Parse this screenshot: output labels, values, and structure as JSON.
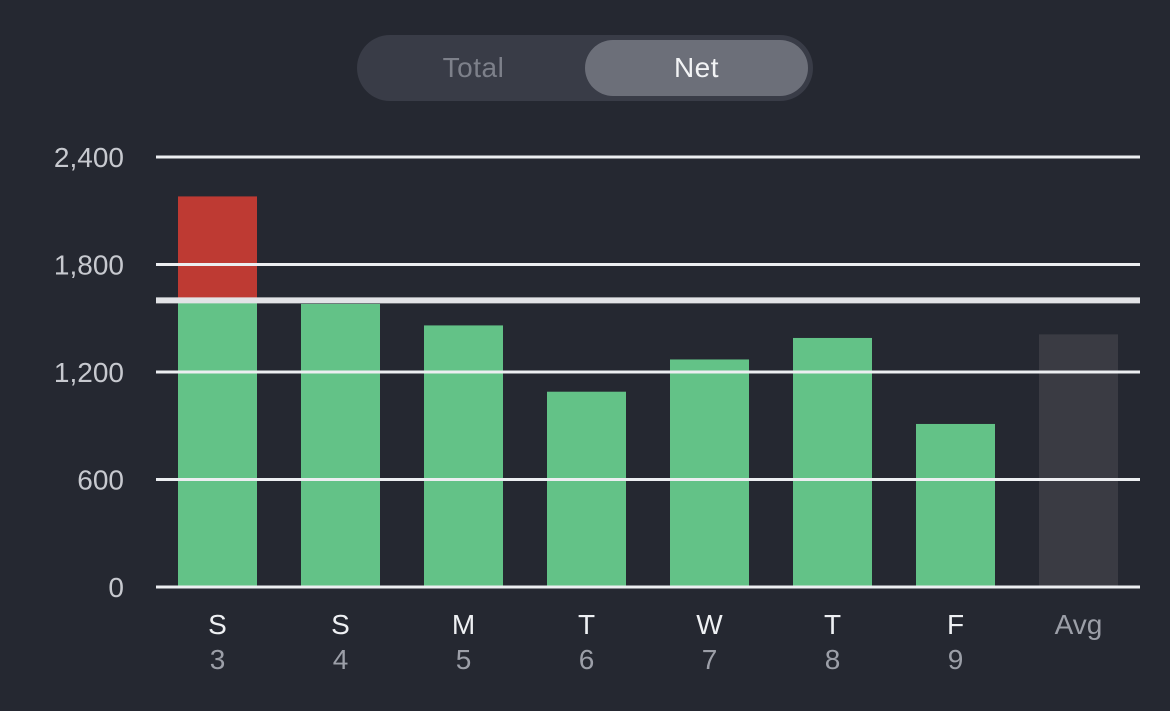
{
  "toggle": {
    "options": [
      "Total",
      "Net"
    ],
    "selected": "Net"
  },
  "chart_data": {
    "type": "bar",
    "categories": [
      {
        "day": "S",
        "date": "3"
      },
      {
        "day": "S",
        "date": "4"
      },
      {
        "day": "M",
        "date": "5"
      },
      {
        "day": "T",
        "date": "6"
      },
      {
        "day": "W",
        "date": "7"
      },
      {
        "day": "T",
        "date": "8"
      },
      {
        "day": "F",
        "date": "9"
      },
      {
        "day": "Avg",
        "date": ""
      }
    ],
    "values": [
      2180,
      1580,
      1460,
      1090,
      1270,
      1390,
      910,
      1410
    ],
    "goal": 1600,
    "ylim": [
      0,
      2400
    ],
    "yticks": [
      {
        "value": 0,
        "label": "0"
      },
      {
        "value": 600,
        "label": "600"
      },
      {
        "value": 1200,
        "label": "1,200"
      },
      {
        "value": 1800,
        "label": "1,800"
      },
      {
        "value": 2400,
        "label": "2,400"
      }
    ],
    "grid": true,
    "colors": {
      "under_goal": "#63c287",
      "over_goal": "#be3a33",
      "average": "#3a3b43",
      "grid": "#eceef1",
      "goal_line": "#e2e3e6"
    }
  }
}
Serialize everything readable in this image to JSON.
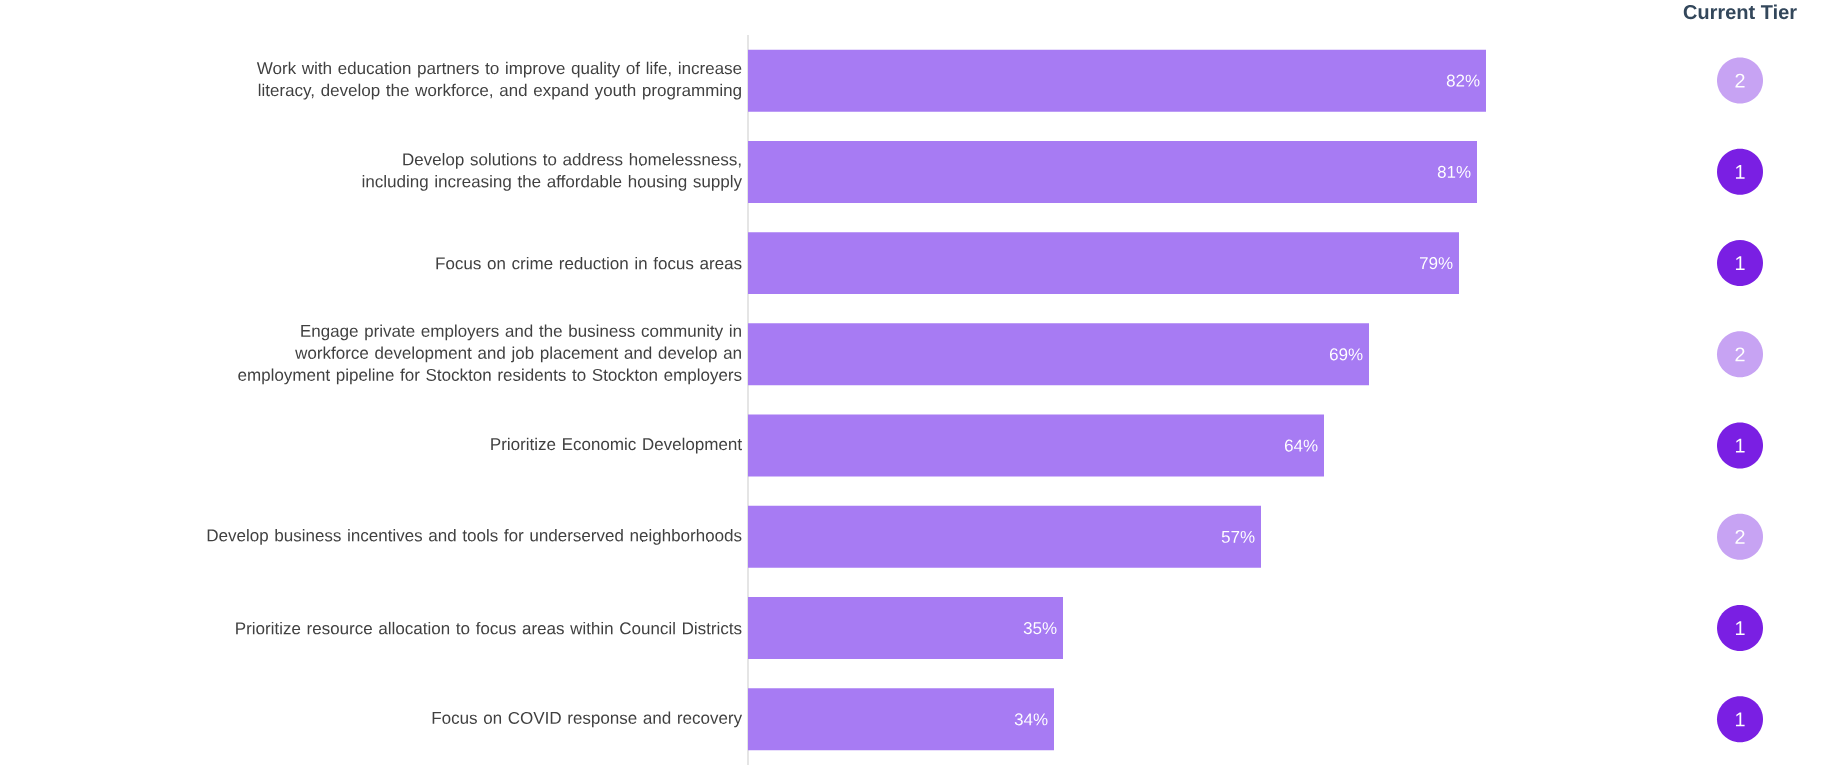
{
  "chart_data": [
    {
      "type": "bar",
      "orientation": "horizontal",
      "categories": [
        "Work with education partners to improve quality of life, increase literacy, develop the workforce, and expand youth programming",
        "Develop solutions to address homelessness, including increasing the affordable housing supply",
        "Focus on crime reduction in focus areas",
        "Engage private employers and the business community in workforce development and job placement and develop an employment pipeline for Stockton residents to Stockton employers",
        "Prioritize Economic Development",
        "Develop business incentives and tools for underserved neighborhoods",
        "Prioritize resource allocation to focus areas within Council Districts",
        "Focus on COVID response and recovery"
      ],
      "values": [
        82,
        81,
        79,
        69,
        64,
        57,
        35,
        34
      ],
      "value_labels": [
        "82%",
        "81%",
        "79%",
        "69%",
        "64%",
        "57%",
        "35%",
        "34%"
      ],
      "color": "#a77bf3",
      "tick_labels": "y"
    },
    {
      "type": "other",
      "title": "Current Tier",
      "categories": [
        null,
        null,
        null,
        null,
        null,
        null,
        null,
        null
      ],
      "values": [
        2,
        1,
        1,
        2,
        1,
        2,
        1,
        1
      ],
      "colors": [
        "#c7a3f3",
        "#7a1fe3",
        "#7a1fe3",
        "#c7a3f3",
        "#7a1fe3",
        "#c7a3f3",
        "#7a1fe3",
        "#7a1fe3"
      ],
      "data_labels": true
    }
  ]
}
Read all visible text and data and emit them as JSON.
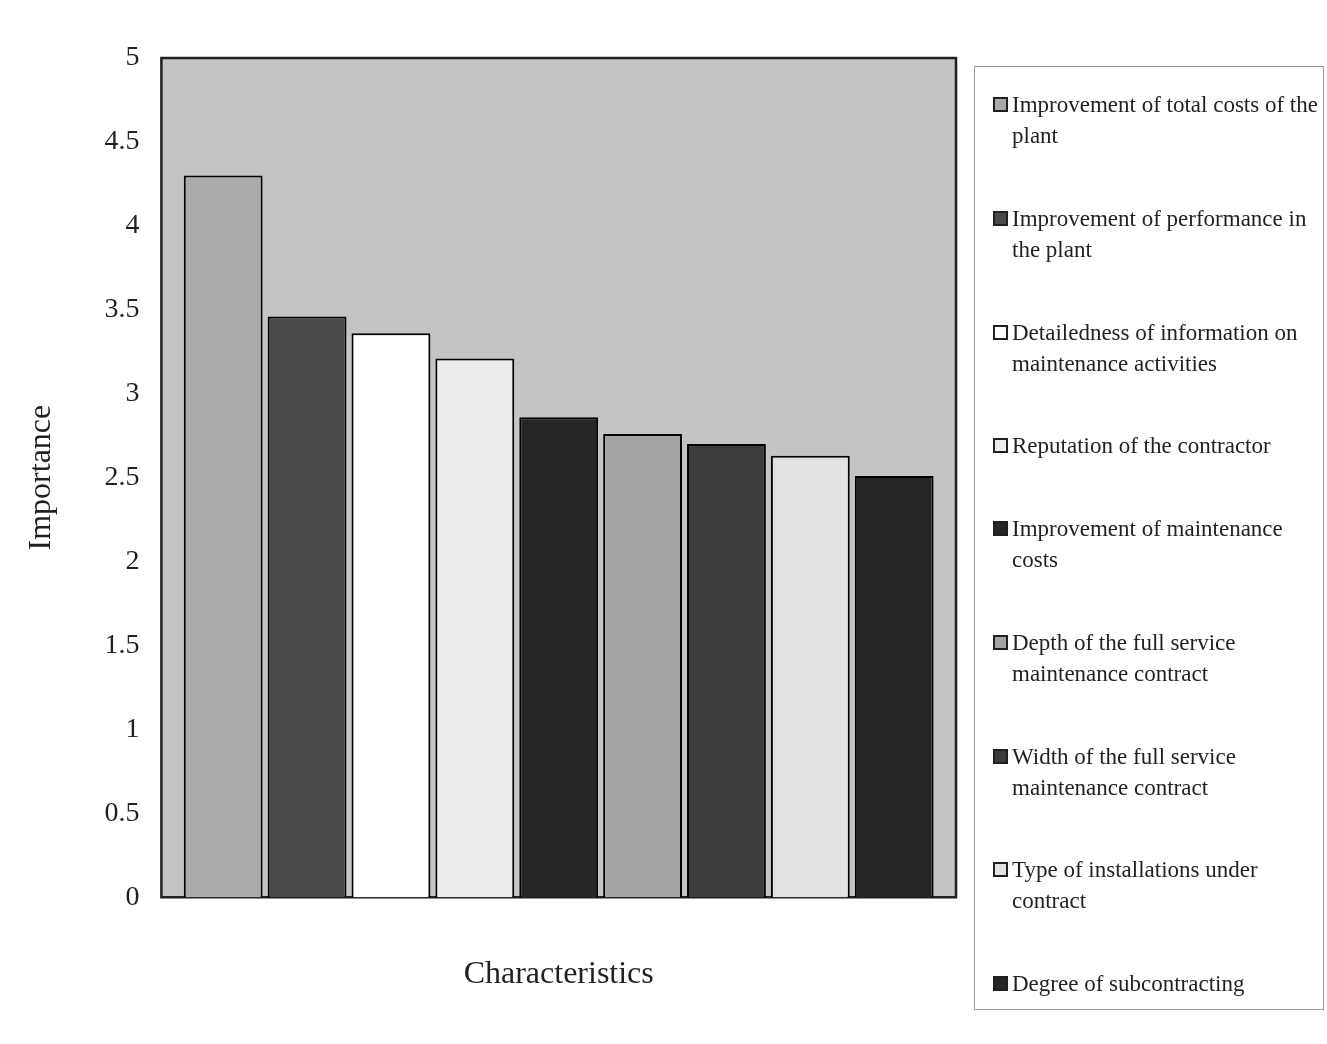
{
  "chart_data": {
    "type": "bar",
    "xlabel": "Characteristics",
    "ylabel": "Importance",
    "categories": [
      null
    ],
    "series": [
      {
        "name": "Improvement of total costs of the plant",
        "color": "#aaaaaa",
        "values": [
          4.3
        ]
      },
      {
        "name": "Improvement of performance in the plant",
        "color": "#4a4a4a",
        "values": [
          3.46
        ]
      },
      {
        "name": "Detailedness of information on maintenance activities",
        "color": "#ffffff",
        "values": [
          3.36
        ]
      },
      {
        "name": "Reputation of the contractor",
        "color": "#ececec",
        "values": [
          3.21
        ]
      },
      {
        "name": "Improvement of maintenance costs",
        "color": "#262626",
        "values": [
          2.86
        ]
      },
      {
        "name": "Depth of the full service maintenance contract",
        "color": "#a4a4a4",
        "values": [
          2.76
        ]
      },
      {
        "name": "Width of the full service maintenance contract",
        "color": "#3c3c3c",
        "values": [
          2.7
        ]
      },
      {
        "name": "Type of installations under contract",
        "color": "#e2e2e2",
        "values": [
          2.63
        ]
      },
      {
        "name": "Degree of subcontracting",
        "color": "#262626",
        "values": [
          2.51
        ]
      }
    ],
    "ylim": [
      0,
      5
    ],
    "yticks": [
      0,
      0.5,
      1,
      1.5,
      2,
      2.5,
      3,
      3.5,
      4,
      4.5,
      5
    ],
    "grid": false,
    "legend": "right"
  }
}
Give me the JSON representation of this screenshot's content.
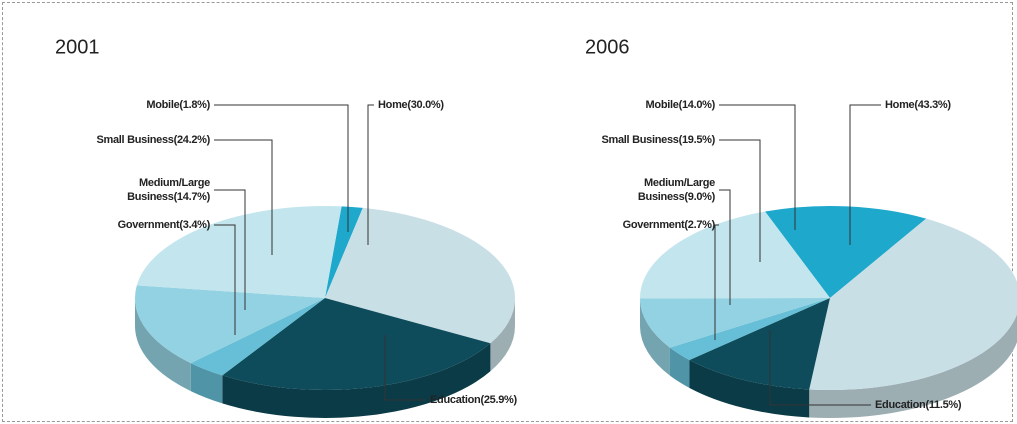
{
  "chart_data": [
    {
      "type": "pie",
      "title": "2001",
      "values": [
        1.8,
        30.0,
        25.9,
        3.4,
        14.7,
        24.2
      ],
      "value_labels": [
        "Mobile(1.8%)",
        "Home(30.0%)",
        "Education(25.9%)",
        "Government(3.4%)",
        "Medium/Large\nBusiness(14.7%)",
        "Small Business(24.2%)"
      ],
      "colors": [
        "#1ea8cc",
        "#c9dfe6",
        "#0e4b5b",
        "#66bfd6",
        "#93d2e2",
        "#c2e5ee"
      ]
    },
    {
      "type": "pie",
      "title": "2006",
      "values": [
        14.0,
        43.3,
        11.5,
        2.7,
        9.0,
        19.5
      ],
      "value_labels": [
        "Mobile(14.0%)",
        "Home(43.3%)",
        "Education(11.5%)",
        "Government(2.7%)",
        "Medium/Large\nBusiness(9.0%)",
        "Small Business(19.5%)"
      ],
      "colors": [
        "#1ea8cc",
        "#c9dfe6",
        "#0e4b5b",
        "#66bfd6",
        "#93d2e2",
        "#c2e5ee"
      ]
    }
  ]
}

**Do this**.
In the listing, find every line containing the word "costs" and list it.

**Answer below**.
        "name": "Improvement of total costs of the plant",
        "name": "Improvement of maintenance costs",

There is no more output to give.